==== SOURCE MATERIAL ====

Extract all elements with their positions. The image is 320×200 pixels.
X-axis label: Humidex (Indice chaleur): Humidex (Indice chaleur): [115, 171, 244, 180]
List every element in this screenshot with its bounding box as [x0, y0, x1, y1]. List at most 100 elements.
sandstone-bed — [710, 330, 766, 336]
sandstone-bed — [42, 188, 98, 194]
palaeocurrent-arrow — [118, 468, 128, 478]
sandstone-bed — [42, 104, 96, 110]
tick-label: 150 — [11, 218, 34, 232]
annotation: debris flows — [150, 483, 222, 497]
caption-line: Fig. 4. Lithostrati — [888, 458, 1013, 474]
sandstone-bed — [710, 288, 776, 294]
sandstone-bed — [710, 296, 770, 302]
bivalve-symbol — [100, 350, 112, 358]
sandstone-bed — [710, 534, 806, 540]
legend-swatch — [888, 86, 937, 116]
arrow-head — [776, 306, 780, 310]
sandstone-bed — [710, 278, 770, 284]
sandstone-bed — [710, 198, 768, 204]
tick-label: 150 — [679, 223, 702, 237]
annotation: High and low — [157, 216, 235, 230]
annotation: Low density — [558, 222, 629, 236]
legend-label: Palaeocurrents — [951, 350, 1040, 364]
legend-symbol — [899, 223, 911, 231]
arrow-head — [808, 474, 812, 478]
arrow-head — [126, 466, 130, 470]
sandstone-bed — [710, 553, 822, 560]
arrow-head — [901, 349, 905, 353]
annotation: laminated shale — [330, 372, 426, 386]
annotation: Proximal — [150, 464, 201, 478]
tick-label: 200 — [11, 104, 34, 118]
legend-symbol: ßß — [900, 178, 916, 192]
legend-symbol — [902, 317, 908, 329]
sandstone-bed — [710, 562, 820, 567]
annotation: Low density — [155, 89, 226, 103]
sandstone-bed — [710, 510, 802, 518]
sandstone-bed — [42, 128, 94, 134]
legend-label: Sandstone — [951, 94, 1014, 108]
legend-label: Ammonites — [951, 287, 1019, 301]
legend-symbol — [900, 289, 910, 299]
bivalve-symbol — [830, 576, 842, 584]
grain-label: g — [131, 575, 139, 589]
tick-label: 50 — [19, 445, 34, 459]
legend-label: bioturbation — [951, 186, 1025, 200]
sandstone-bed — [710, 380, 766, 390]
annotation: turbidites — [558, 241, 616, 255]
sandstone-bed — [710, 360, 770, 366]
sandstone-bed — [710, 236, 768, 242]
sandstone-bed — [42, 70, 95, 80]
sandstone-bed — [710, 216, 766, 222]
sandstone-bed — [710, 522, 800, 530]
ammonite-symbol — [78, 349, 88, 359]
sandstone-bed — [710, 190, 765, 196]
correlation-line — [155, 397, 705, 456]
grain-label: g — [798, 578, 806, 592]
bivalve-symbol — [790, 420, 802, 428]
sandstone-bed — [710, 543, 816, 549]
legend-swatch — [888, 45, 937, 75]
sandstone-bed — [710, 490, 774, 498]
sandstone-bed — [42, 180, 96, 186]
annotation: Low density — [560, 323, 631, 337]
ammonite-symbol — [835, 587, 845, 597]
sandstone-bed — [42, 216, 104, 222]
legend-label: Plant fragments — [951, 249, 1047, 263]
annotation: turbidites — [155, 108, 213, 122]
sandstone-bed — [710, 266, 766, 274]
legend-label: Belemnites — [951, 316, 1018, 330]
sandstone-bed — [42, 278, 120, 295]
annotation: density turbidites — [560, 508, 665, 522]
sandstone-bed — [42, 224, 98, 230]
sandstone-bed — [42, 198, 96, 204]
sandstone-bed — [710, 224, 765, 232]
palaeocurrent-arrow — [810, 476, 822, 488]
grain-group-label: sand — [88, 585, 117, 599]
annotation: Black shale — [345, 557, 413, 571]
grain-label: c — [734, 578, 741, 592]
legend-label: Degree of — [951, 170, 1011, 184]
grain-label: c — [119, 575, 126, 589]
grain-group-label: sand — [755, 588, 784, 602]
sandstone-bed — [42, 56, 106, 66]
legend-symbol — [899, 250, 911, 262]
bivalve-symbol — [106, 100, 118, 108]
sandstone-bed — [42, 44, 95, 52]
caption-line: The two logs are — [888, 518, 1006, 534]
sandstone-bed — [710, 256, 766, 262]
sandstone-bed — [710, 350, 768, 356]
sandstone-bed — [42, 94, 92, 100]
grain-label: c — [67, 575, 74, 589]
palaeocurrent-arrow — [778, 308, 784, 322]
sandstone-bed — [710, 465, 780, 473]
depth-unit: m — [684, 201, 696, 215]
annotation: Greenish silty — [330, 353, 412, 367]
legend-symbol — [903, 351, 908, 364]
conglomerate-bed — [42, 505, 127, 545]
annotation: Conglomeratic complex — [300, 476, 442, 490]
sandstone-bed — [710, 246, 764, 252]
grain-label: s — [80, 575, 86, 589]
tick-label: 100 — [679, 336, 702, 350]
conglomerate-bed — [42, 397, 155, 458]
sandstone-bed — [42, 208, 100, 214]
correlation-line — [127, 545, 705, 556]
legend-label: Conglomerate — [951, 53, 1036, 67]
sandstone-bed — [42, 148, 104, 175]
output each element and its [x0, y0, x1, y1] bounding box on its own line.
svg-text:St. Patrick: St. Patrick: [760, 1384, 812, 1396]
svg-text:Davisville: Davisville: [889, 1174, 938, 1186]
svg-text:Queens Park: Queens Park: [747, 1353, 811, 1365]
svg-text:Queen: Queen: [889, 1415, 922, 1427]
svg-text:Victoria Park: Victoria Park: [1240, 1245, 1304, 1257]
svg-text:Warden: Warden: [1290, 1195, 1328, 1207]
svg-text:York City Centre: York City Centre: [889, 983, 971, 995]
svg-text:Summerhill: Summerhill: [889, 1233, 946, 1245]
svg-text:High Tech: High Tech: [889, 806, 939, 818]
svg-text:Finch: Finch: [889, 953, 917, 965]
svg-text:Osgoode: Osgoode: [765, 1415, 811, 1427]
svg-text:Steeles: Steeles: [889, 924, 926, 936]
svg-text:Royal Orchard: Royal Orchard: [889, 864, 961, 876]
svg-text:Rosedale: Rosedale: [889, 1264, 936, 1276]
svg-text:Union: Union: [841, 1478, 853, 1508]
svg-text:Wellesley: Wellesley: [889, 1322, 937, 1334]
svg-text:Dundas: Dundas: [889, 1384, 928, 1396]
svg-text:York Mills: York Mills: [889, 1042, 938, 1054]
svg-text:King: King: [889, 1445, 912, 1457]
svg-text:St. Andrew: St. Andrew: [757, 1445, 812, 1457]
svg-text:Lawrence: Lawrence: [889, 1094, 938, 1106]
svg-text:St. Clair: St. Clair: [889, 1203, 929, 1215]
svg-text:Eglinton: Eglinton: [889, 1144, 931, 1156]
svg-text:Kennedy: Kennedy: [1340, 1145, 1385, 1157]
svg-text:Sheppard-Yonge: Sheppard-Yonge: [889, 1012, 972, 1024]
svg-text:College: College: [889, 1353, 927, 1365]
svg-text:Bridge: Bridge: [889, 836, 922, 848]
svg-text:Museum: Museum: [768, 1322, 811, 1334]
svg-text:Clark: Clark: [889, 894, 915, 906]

====

Reproduce all of the rows above, substituting "bivalve-icon" for each occurrence of "bivalve-symbol" and leaving everything else unchanged.

Extract all elements with their positions. The image is 320×200 pixels.
X-axis label: Humidex (Indice chaleur): Humidex (Indice chaleur): [115, 171, 244, 180]
List every element in this screenshot with its bounding box as [x0, y0, x1, y1]. List at most 100 elements.
sandstone-bed — [710, 330, 766, 336]
sandstone-bed — [42, 188, 98, 194]
palaeocurrent-arrow — [118, 468, 128, 478]
sandstone-bed — [42, 104, 96, 110]
tick-label: 150 — [11, 218, 34, 232]
annotation: debris flows — [150, 483, 222, 497]
caption-line: Fig. 4. Lithostrati — [888, 458, 1013, 474]
sandstone-bed — [710, 288, 776, 294]
sandstone-bed — [710, 296, 770, 302]
bivalve-icon — [100, 350, 112, 358]
sandstone-bed — [710, 534, 806, 540]
legend-swatch — [888, 86, 937, 116]
arrow-head — [776, 306, 780, 310]
sandstone-bed — [710, 278, 770, 284]
sandstone-bed — [710, 198, 768, 204]
tick-label: 150 — [679, 223, 702, 237]
annotation: High and low — [157, 216, 235, 230]
annotation: Low density — [558, 222, 629, 236]
legend-label: Palaeocurrents — [951, 350, 1040, 364]
legend-symbol — [899, 223, 911, 231]
arrow-head — [808, 474, 812, 478]
arrow-head — [126, 466, 130, 470]
sandstone-bed — [710, 553, 822, 560]
arrow-head — [901, 349, 905, 353]
annotation: laminated shale — [330, 372, 426, 386]
annotation: Proximal — [150, 464, 201, 478]
tick-label: 200 — [11, 104, 34, 118]
legend-symbol: ßß — [900, 178, 916, 192]
legend-symbol — [902, 317, 908, 329]
sandstone-bed — [710, 562, 820, 567]
annotation: Low density — [155, 89, 226, 103]
sandstone-bed — [710, 510, 802, 518]
sandstone-bed — [42, 128, 94, 134]
legend-label: Sandstone — [951, 94, 1014, 108]
legend-label: Ammonites — [951, 287, 1019, 301]
legend-symbol — [900, 289, 910, 299]
bivalve-icon — [830, 576, 842, 584]
grain-label: g — [131, 575, 139, 589]
tick-label: 50 — [19, 445, 34, 459]
legend-label: bioturbation — [951, 186, 1025, 200]
sandstone-bed — [710, 380, 766, 390]
annotation: turbidites — [558, 241, 616, 255]
sandstone-bed — [710, 360, 770, 366]
sandstone-bed — [710, 236, 768, 242]
sandstone-bed — [42, 70, 95, 80]
sandstone-bed — [710, 216, 766, 222]
sandstone-bed — [710, 522, 800, 530]
ammonite-symbol — [78, 349, 88, 359]
sandstone-bed — [710, 190, 765, 196]
correlation-line — [155, 397, 705, 456]
grain-label: g — [798, 578, 806, 592]
bivalve-icon — [790, 420, 802, 428]
sandstone-bed — [710, 543, 816, 549]
legend-swatch — [888, 45, 937, 75]
sandstone-bed — [710, 490, 774, 498]
sandstone-bed — [42, 180, 96, 186]
annotation: Low density — [560, 323, 631, 337]
ammonite-symbol — [835, 587, 845, 597]
sandstone-bed — [42, 216, 104, 222]
legend-label: Plant fragments — [951, 249, 1047, 263]
annotation: turbidites — [155, 108, 213, 122]
sandstone-bed — [710, 266, 766, 274]
legend-label: Belemnites — [951, 316, 1018, 330]
sandstone-bed — [42, 278, 120, 295]
annotation: density turbidites — [560, 508, 665, 522]
sandstone-bed — [42, 224, 98, 230]
sandstone-bed — [42, 198, 96, 204]
sandstone-bed — [710, 224, 765, 232]
palaeocurrent-arrow — [810, 476, 822, 488]
grain-group-label: sand — [88, 585, 117, 599]
annotation: Black shale — [345, 557, 413, 571]
grain-label: c — [734, 578, 741, 592]
legend-label: Degree of — [951, 170, 1011, 184]
grain-label: c — [119, 575, 126, 589]
grain-group-label: sand — [755, 588, 784, 602]
sandstone-bed — [42, 56, 106, 66]
legend-symbol — [899, 250, 911, 262]
bivalve-icon — [106, 100, 118, 108]
sandstone-bed — [42, 44, 95, 52]
caption-line: The two logs are — [888, 518, 1006, 534]
sandstone-bed — [710, 256, 766, 262]
sandstone-bed — [710, 350, 768, 356]
sandstone-bed — [42, 94, 92, 100]
grain-label: c — [67, 575, 74, 589]
palaeocurrent-arrow — [778, 308, 784, 322]
sandstone-bed — [710, 465, 780, 473]
depth-unit: m — [684, 201, 696, 215]
annotation: Greenish silty — [330, 353, 412, 367]
legend-symbol — [903, 351, 908, 364]
conglomerate-bed — [42, 505, 127, 545]
annotation: Conglomeratic complex — [300, 476, 442, 490]
sandstone-bed — [710, 246, 764, 252]
grain-label: s — [80, 575, 86, 589]
tick-label: 100 — [679, 336, 702, 350]
conglomerate-bed — [42, 397, 155, 458]
sandstone-bed — [42, 208, 100, 214]
correlation-line — [127, 545, 705, 556]
legend-label: Conglomerate — [951, 53, 1036, 67]
sandstone-bed — [42, 148, 104, 175]
output each element and its [x0, y0, x1, y1] bounding box on its own line.
svg-text:St. Patrick: St. Patrick: [760, 1384, 812, 1396]
svg-text:Davisville: Davisville: [889, 1174, 938, 1186]
svg-text:Queens Park: Queens Park: [747, 1353, 811, 1365]
svg-text:Queen: Queen: [889, 1415, 922, 1427]
svg-text:Victoria Park: Victoria Park: [1240, 1245, 1304, 1257]
svg-text:Warden: Warden: [1290, 1195, 1328, 1207]
svg-text:York City Centre: York City Centre: [889, 983, 971, 995]
svg-text:Summerhill: Summerhill: [889, 1233, 946, 1245]
svg-text:High Tech: High Tech: [889, 806, 939, 818]
svg-text:Finch: Finch: [889, 953, 917, 965]
svg-text:Osgoode: Osgoode: [765, 1415, 811, 1427]
svg-text:Steeles: Steeles: [889, 924, 926, 936]
svg-text:Royal Orchard: Royal Orchard: [889, 864, 961, 876]
svg-text:Rosedale: Rosedale: [889, 1264, 936, 1276]
svg-text:Union: Union: [841, 1478, 853, 1508]
svg-text:Wellesley: Wellesley: [889, 1322, 937, 1334]
svg-text:Dundas: Dundas: [889, 1384, 928, 1396]
svg-text:York Mills: York Mills: [889, 1042, 938, 1054]
svg-text:King: King: [889, 1445, 912, 1457]
svg-text:St. Andrew: St. Andrew: [757, 1445, 812, 1457]
svg-text:Lawrence: Lawrence: [889, 1094, 938, 1106]
svg-text:St. Clair: St. Clair: [889, 1203, 929, 1215]
svg-text:Eglinton: Eglinton: [889, 1144, 931, 1156]
svg-text:Kennedy: Kennedy: [1340, 1145, 1385, 1157]
svg-text:Sheppard-Yonge: Sheppard-Yonge: [889, 1012, 972, 1024]
svg-text:College: College: [889, 1353, 927, 1365]
svg-text:Bridge: Bridge: [889, 836, 922, 848]
svg-text:Museum: Museum: [768, 1322, 811, 1334]
svg-text:Clark: Clark: [889, 894, 915, 906]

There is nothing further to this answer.